• [Instruction]:
Each line that holds the word "this" should be returned.

Saved entries:

__________________________________________________

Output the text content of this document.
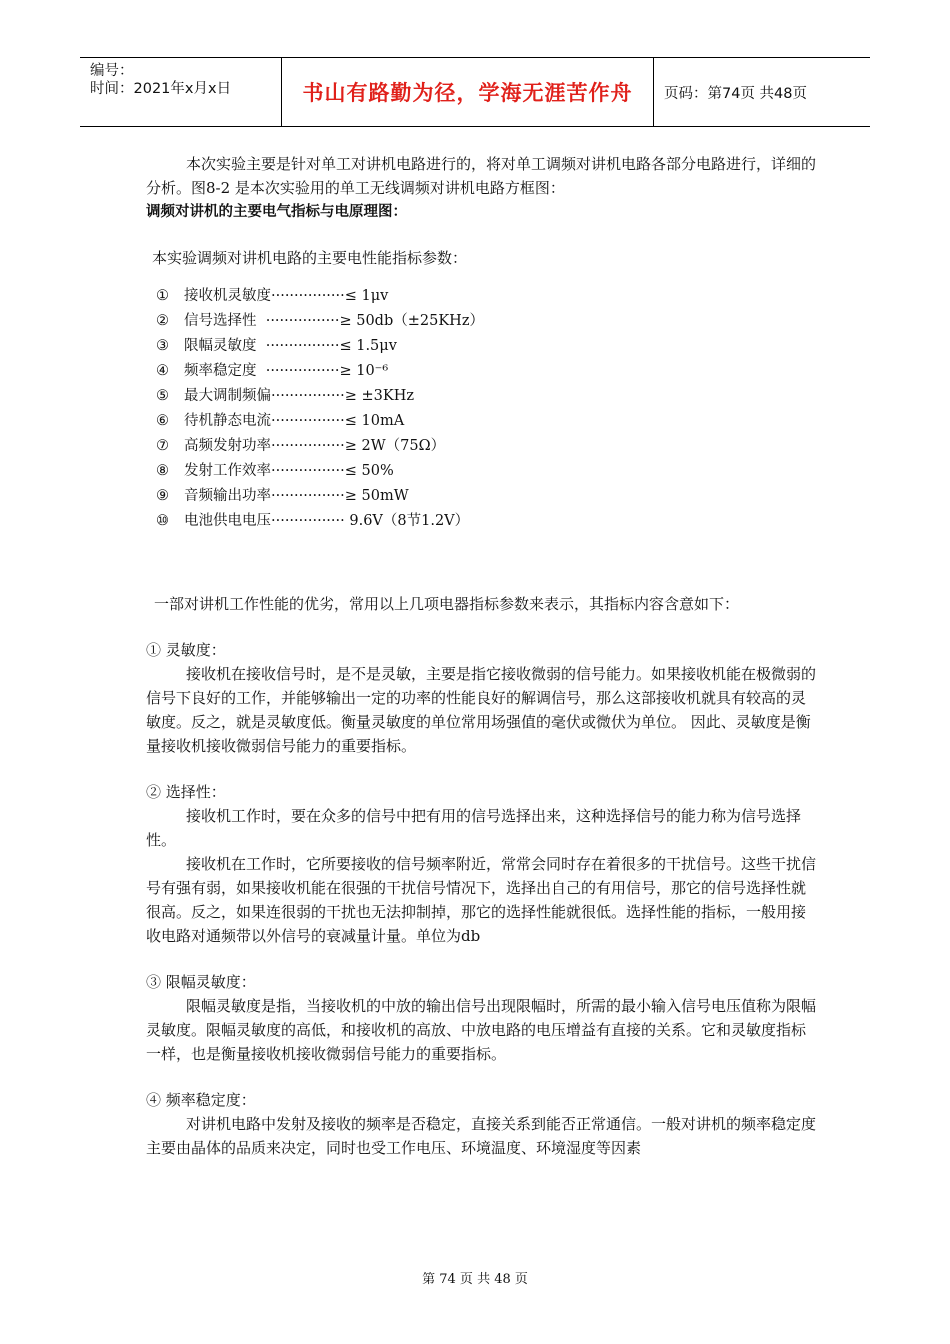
编号：
时间：2021年x月x日	书山有路勤为径，学海无涯苦作舟	页码：第74页 共48页

本次实验主要是针对单工对讲机电路进行的，将对单工调频对讲机电路各部分电路进行，详细的分析。图8-2 是本次实验用的单工无线调频对讲机电路方框图：

调频对讲机的主要电气指标与电原理图：

本实验调频对讲机电路的主要电性能指标参数：

①	接收机灵敏度 ················ ≤ 1μv
②	信号选择性 ················ ≥ 50db（±25KHz）
③	限幅灵敏度 ················ ≤ 1.5μv
④	频率稳定度 ················ ≥ 10⁻⁶
⑤	最大调制频偏 ················ ≥ ±3KHz
⑥	待机静态电流 ················ ≤ 10mA
⑦	高频发射功率 ················ ≥ 2W（75Ω）
⑧	发射工作效率 ················ ≤ 50%
⑨	音频输出功率 ················ ≥ 50mW
⑩	电池供电电压 ················ 9.6V（8节1.2V）

一部对讲机工作性能的优劣，常用以上几项电器指标参数来表示，其指标内容含意如下：

① 灵敏度：

接收机在接收信号时，是不是灵敏，主要是指它接收微弱的信号能力。如果接收机能在极微弱的信号下良好的工作，并能够输出一定的功率的性能良好的解调信号，那么这部接收机就具有较高的灵敏度。反之，就是灵敏度低。衡量灵敏度的单位常用场强值的毫伏或微伏为单位。 因此、灵敏度是衡量接收机接收微弱信号能力的重要指标。

② 选择性：

接收机工作时，要在众多的信号中把有用的信号选择出来，这种选择信号的能力称为信号选择性。

接收机在工作时，它所要接收的信号频率附近，常常会同时存在着很多的干扰信号。这些干扰信号有强有弱，如果接收机能在很强的干扰信号情况下，选择出自己的有用信号，那它的信号选择性就很高。反之，如果连很弱的干扰也无法抑制掉，那它的选择性能就很低。选择性能的指标，一般用接收电路对通频带以外信号的衰减量计量。单位为db

③ 限幅灵敏度：

限幅灵敏度是指，当接收机的中放的输出信号出现限幅时，所需的最小输入信号电压值称为限幅灵敏度。限幅灵敏度的高低，和接收机的高放、中放电路的电压增益有直接的关系。它和灵敏度指标一样，也是衡量接收机接收微弱信号能力的重要指标。

④ 频率稳定度：

对讲机电路中发射及接收的频率是否稳定，直接关系到能否正常通信。一般对讲机的频率稳定度主要由晶体的品质来决定，同时也受工作电压、环境温度、环境湿度等因素

第 74 页 共 48 页
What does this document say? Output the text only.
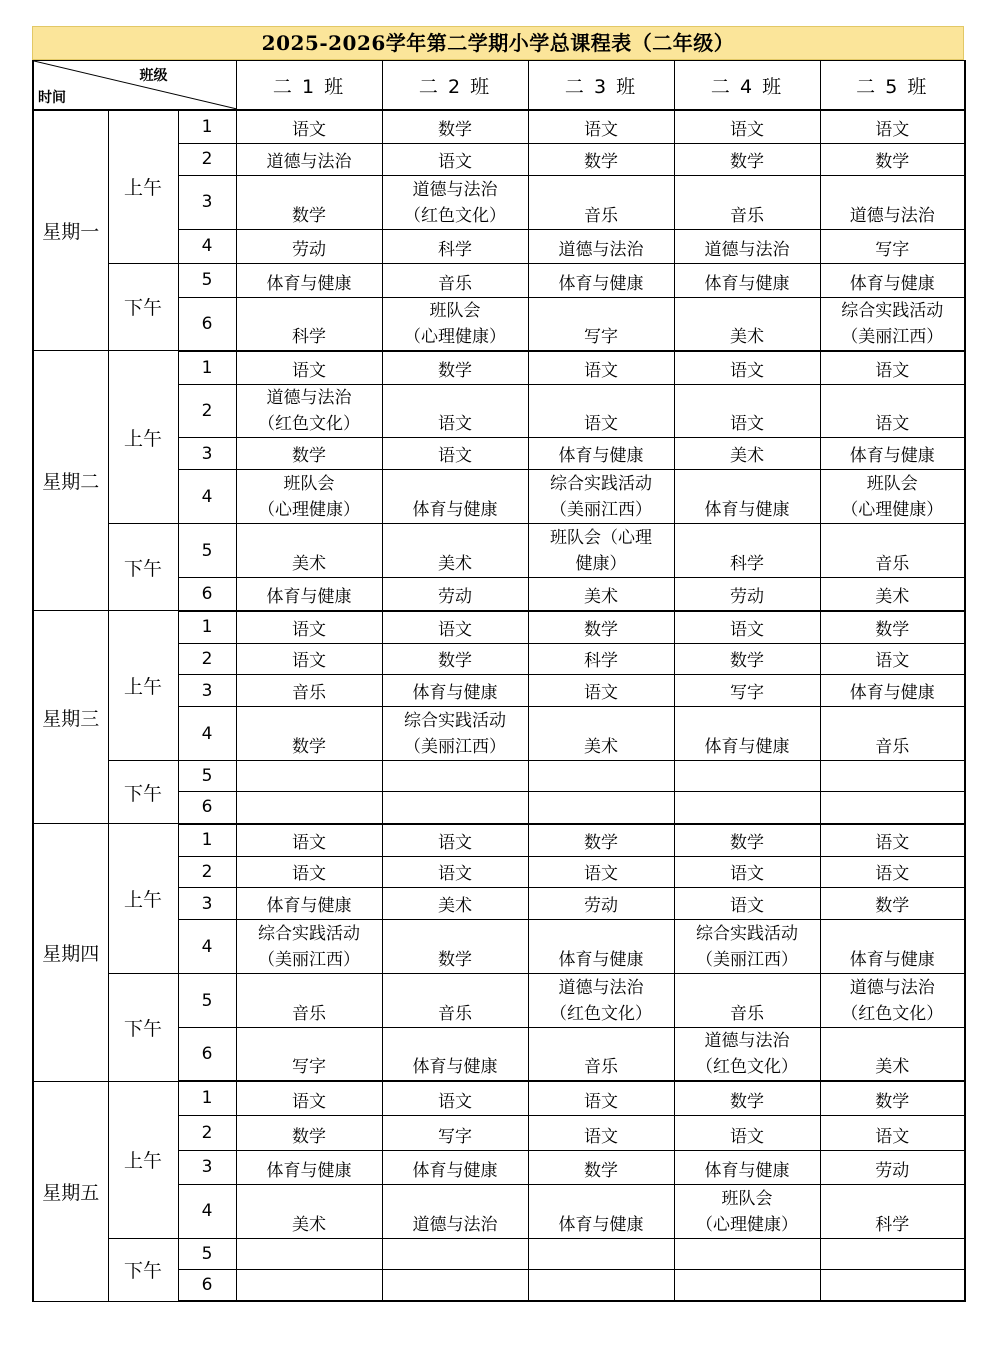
2025-2026学年第二学期小学总课程表（二年级）
班级
时间			二 1 班	二 2 班	二 3 班	二 4 班	二 5 班
星期一	上午	1	语文	数学	语文	语文	语文

		2	道德与法治	语文	数学	数学	数学

		3	数学	道德与法治
（红色文化）	音乐	音乐	道德与法治

		4	劳动	科学	道德与法治	道德与法治	写字

	下午	5	体育与健康	音乐	体育与健康	体育与健康	体育与健康

		6	科学	班队会
（心理健康）	写字	美术	综合实践活动
（美丽江西）

星期二	上午	1	语文	数学	语文	语文	语文

		2	道德与法治
（红色文化）	语文	语文	语文	语文

		3	数学	语文	体育与健康	美术	体育与健康

		4	班队会
（心理健康）	体育与健康	综合实践活动
（美丽江西）	体育与健康	班队会
（心理健康）

	下午	5	美术	美术	班队会（心理
健康）	科学	音乐

		6	体育与健康	劳动	美术	劳动	美术

星期三	上午	1	语文	语文	数学	语文	数学

		2	语文	数学	科学	数学	语文

		3	音乐	体育与健康	语文	写字	体育与健康

		4	数学	综合实践活动
（美丽江西）	美术	体育与健康	音乐

	下午	5					
		6					
星期四	上午	1	语文	语文	数学	数学	语文

		2	语文	语文	语文	语文	语文

		3	体育与健康	美术	劳动	语文	数学

		4	综合实践活动
（美丽江西）	数学	体育与健康	综合实践活动
（美丽江西）	体育与健康

	下午	5	音乐	音乐	道德与法治
（红色文化）	音乐	道德与法治
（红色文化）

		6	写字	体育与健康	音乐	道德与法治
（红色文化）	美术

星期五	上午	1	语文	语文	语文	数学	数学

		2	数学	写字	语文	语文	语文

		3	体育与健康	体育与健康	数学	体育与健康	劳动

		4	美术	道德与法治	体育与健康	班队会
（心理健康）	科学

	下午	5					
		6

__________________________________________________

• [Solution to the exercise]:
Output the text content of this document.
What does this document say? Output the text only.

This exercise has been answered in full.